>>>

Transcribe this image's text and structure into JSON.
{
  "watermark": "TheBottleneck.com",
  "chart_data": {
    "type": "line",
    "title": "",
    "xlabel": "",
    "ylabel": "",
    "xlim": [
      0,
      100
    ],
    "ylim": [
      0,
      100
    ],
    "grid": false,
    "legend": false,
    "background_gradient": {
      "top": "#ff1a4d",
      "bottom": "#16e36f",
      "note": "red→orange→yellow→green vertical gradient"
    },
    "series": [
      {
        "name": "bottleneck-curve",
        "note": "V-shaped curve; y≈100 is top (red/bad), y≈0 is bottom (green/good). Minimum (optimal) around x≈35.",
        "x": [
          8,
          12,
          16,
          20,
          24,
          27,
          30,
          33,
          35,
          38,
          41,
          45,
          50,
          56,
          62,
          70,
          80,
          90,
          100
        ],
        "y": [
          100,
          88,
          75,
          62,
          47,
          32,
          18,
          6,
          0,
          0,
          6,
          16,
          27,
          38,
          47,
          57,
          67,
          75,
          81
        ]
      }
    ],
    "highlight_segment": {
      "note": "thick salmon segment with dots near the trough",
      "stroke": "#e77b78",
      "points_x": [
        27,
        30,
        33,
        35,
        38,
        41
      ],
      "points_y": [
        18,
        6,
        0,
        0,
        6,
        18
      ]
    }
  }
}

<<<

**Aim**
Copy every line of the records word for word.

**Response to the task**
Transcribe this image's text and structure into JSON.
{
  "watermark": "TheBottleneck.com",
  "chart_data": {
    "type": "line",
    "title": "",
    "xlabel": "",
    "ylabel": "",
    "xlim": [
      0,
      100
    ],
    "ylim": [
      0,
      100
    ],
    "grid": false,
    "legend": false,
    "background_gradient": {
      "top": "#ff1a4d",
      "bottom": "#16e36f",
      "note": "red→orange→yellow→green vertical gradient"
    },
    "series": [
      {
        "name": "bottleneck-curve",
        "note": "V-shaped curve; y≈100 is top (red/bad), y≈0 is bottom (green/good). Minimum (optimal) around x≈35.",
        "x": [
          8,
          12,
          16,
          20,
          24,
          27,
          30,
          33,
          35,
          38,
          41,
          45,
          50,
          56,
          62,
          70,
          80,
          90,
          100
        ],
        "y": [
          100,
          88,
          75,
          62,
          47,
          32,
          18,
          6,
          0,
          0,
          6,
          16,
          27,
          38,
          47,
          57,
          67,
          75,
          81
        ]
      }
    ],
    "highlight_segment": {
      "note": "thick salmon segment with dots near the trough",
      "stroke": "#e77b78",
      "points_x": [
        27,
        30,
        33,
        35,
        38,
        41
      ],
      "points_y": [
        18,
        6,
        0,
        0,
        6,
        18
      ]
    }
  }
}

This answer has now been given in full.